++++ Data for this task

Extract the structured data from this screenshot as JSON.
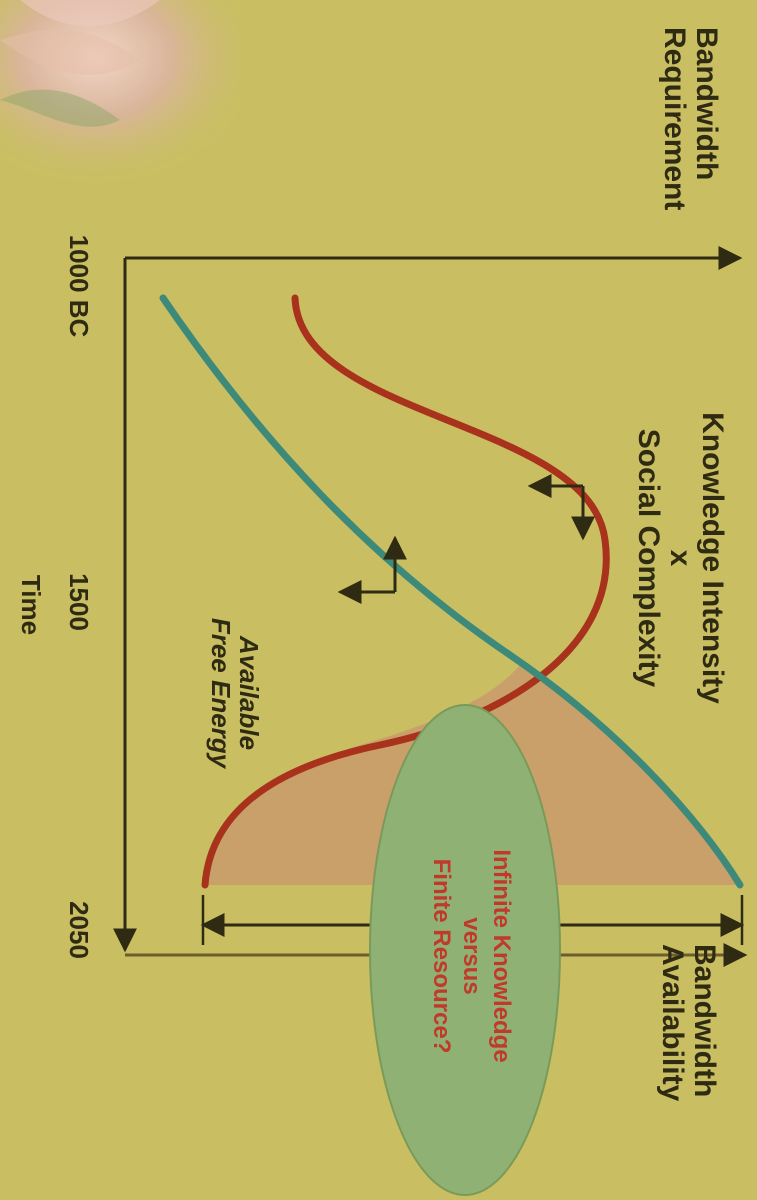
{
  "axes": {
    "y_title_top": [
      "Bandwidth",
      "Requirement"
    ],
    "y_title_bottom": [
      "Bandwidth",
      "Availability"
    ],
    "x_title": "Time",
    "ticks": [
      "1000 BC",
      "1500",
      "2050"
    ]
  },
  "curves": {
    "red_label": [
      "Knowledge Intensity",
      "x",
      "Social Complexity"
    ],
    "teal_label": [
      "Available",
      "Free Energy"
    ]
  },
  "ellipse": {
    "lines": [
      "Infinite Knowledge",
      "versus",
      "Finite Resource?"
    ]
  },
  "colors": {
    "background": "#c9bf62",
    "red_curve": "#a8321c",
    "teal_curve": "#3d8a7a",
    "gap_fill": "#c9a06a",
    "ellipse_fill": "#8fb274",
    "ellipse_text": "#c0392b",
    "axis": "#2f2a12"
  }
}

++++++++

### Task description
Transcribe every entry above exactly. Omit all pictures.

### Task answer
Extract the structured data from this screenshot as JSON.
{
  "axes": {
    "y_title_top": [
      "Bandwidth",
      "Requirement"
    ],
    "y_title_bottom": [
      "Bandwidth",
      "Availability"
    ],
    "x_title": "Time",
    "ticks": [
      "1000 BC",
      "1500",
      "2050"
    ]
  },
  "curves": {
    "red_label": [
      "Knowledge Intensity",
      "x",
      "Social Complexity"
    ],
    "teal_label": [
      "Available",
      "Free Energy"
    ]
  },
  "ellipse": {
    "lines": [
      "Infinite Knowledge",
      "versus",
      "Finite Resource?"
    ]
  },
  "colors": {
    "background": "#c9bf62",
    "red_curve": "#a8321c",
    "teal_curve": "#3d8a7a",
    "gap_fill": "#c9a06a",
    "ellipse_fill": "#8fb274",
    "ellipse_text": "#c0392b",
    "axis": "#2f2a12"
  }
}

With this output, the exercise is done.